## Problem description
Please retype the part of the data that opens with its first line and closes with the line containing "leader-line-2: [332, 563, 371, 628]", both ends included.

## Material
▼

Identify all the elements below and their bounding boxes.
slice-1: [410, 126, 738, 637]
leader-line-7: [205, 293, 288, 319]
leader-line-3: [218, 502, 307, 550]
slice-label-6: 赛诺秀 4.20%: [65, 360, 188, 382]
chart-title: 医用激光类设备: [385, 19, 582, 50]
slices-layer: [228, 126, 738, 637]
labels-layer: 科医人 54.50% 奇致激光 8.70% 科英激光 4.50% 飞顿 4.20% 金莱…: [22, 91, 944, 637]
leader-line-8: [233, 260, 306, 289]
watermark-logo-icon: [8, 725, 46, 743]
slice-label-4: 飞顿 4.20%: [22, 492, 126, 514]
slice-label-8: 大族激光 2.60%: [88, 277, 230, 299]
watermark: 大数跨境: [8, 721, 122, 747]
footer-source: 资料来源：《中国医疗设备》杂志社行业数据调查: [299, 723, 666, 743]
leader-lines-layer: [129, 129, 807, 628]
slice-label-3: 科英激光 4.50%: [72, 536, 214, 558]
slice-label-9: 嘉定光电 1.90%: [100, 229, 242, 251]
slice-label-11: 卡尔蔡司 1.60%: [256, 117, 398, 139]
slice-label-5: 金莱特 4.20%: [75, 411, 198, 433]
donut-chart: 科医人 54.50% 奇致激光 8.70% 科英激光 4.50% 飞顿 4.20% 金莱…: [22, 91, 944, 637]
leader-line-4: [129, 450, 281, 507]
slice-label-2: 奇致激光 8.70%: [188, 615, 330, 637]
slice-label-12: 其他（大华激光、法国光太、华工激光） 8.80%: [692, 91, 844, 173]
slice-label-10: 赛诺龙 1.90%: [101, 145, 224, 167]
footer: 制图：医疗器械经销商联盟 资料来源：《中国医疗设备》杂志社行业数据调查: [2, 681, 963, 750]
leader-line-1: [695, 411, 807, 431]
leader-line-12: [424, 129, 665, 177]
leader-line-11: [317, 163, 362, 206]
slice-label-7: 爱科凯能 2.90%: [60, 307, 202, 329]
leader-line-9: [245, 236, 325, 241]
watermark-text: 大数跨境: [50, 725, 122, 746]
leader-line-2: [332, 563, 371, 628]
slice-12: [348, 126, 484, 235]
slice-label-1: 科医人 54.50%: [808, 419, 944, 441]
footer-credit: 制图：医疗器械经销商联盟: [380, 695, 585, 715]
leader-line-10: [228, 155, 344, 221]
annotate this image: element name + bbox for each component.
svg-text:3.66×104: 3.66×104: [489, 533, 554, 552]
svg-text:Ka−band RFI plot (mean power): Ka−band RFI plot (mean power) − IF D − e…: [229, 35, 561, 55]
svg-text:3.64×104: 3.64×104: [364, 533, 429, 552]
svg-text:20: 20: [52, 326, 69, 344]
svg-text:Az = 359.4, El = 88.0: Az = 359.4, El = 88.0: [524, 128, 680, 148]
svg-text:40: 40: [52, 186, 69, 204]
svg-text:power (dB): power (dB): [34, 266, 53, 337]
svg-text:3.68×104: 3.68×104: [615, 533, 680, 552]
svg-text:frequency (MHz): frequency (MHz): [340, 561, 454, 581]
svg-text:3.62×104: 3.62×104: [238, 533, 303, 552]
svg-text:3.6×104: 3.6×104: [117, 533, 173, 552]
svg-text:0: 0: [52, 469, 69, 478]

▲

## Solution below
Identify all the elements below and their bounding boxes.
slice-1: [410, 126, 738, 637]
leader-line-7: [205, 293, 288, 319]
leader-line-3: [218, 502, 307, 550]
slice-label-6: 赛诺秀 4.20%: [65, 360, 188, 382]
chart-title: 医用激光类设备: [385, 19, 582, 50]
slices-layer: [228, 126, 738, 637]
labels-layer: 科医人 54.50% 奇致激光 8.70% 科英激光 4.50% 飞顿 4.20% 金莱…: [22, 91, 944, 637]
leader-line-8: [233, 260, 306, 289]
watermark-logo-icon: [8, 725, 46, 743]
slice-label-4: 飞顿 4.20%: [22, 492, 126, 514]
slice-label-8: 大族激光 2.60%: [88, 277, 230, 299]
watermark: 大数跨境: [8, 721, 122, 747]
footer-source: 资料来源：《中国医疗设备》杂志社行业数据调查: [299, 723, 666, 743]
leader-lines-layer: [129, 129, 807, 628]
slice-label-3: 科英激光 4.50%: [72, 536, 214, 558]
slice-label-9: 嘉定光电 1.90%: [100, 229, 242, 251]
slice-label-11: 卡尔蔡司 1.60%: [256, 117, 398, 139]
slice-label-5: 金莱特 4.20%: [75, 411, 198, 433]
donut-chart: 科医人 54.50% 奇致激光 8.70% 科英激光 4.50% 飞顿 4.20% 金莱…: [22, 91, 944, 637]
leader-line-4: [129, 450, 281, 507]
slice-label-2: 奇致激光 8.70%: [188, 615, 330, 637]
slice-label-12: 其他（大华激光、法国光太、华工激光） 8.80%: [692, 91, 844, 173]
slice-label-10: 赛诺龙 1.90%: [101, 145, 224, 167]
footer: 制图：医疗器械经销商联盟 资料来源：《中国医疗设备》杂志社行业数据调查: [2, 681, 963, 750]
leader-line-1: [695, 411, 807, 431]
leader-line-12: [424, 129, 665, 177]
leader-line-11: [317, 163, 362, 206]
slice-label-7: 爱科凯能 2.90%: [60, 307, 202, 329]
leader-line-9: [245, 236, 325, 241]
watermark-text: 大数跨境: [50, 725, 122, 746]
leader-line-2: [332, 563, 371, 628]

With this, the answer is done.